> Written instruction: The data below must be copied in full and without any change.

> Provided records:
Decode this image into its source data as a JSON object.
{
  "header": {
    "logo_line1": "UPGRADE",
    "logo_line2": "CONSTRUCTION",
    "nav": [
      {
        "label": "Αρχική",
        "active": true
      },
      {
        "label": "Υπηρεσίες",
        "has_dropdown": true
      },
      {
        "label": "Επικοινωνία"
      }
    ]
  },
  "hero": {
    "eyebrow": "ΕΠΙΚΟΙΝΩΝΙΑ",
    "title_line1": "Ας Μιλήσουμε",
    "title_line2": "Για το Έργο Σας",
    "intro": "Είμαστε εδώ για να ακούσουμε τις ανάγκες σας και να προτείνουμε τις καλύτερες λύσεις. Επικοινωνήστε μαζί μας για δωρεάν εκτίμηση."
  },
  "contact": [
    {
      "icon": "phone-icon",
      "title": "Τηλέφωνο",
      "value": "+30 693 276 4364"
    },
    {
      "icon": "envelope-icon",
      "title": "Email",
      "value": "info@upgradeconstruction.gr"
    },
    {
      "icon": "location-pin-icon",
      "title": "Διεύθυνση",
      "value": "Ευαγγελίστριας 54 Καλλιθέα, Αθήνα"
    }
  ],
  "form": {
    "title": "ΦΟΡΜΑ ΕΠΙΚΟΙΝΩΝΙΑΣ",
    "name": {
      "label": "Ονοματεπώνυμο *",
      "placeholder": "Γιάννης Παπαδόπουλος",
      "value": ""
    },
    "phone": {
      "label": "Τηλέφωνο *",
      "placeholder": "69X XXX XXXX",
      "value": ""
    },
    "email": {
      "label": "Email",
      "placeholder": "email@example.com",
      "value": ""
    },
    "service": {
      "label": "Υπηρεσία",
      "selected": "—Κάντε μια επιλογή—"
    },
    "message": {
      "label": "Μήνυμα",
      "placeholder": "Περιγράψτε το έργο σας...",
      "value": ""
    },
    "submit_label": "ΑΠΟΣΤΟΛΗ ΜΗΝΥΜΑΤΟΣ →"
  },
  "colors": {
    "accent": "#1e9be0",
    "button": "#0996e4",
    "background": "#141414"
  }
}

> Right answer:
Decode this image into its source data as a JSON object.
{
  "header": {
    "logo_line1": "UPGRADE",
    "logo_line2": "CONSTRUCTION",
    "nav": [
      {
        "label": "Αρχική",
        "active": true
      },
      {
        "label": "Υπηρεσίες",
        "has_dropdown": true
      },
      {
        "label": "Επικοινωνία"
      }
    ]
  },
  "hero": {
    "eyebrow": "ΕΠΙΚΟΙΝΩΝΙΑ",
    "title_line1": "Ας Μιλήσουμε",
    "title_line2": "Για το Έργο Σας",
    "intro": "Είμαστε εδώ για να ακούσουμε τις ανάγκες σας και να προτείνουμε τις καλύτερες λύσεις. Επικοινωνήστε μαζί μας για δωρεάν εκτίμηση."
  },
  "contact": [
    {
      "icon": "phone-icon",
      "title": "Τηλέφωνο",
      "value": "+30 693 276 4364"
    },
    {
      "icon": "envelope-icon",
      "title": "Email",
      "value": "info@upgradeconstruction.gr"
    },
    {
      "icon": "location-pin-icon",
      "title": "Διεύθυνση",
      "value": "Ευαγγελίστριας 54 Καλλιθέα, Αθήνα"
    }
  ],
  "form": {
    "title": "ΦΟΡΜΑ ΕΠΙΚΟΙΝΩΝΙΑΣ",
    "name": {
      "label": "Ονοματεπώνυμο *",
      "placeholder": "Γιάννης Παπαδόπουλος",
      "value": ""
    },
    "phone": {
      "label": "Τηλέφωνο *",
      "placeholder": "69X XXX XXXX",
      "value": ""
    },
    "email": {
      "label": "Email",
      "placeholder": "email@example.com",
      "value": ""
    },
    "service": {
      "label": "Υπηρεσία",
      "selected": "—Κάντε μια επιλογή—"
    },
    "message": {
      "label": "Μήνυμα",
      "placeholder": "Περιγράψτε το έργο σας...",
      "value": ""
    },
    "submit_label": "ΑΠΟΣΤΟΛΗ ΜΗΝΥΜΑΤΟΣ →"
  },
  "colors": {
    "accent": "#1e9be0",
    "button": "#0996e4",
    "background": "#141414"
  }
}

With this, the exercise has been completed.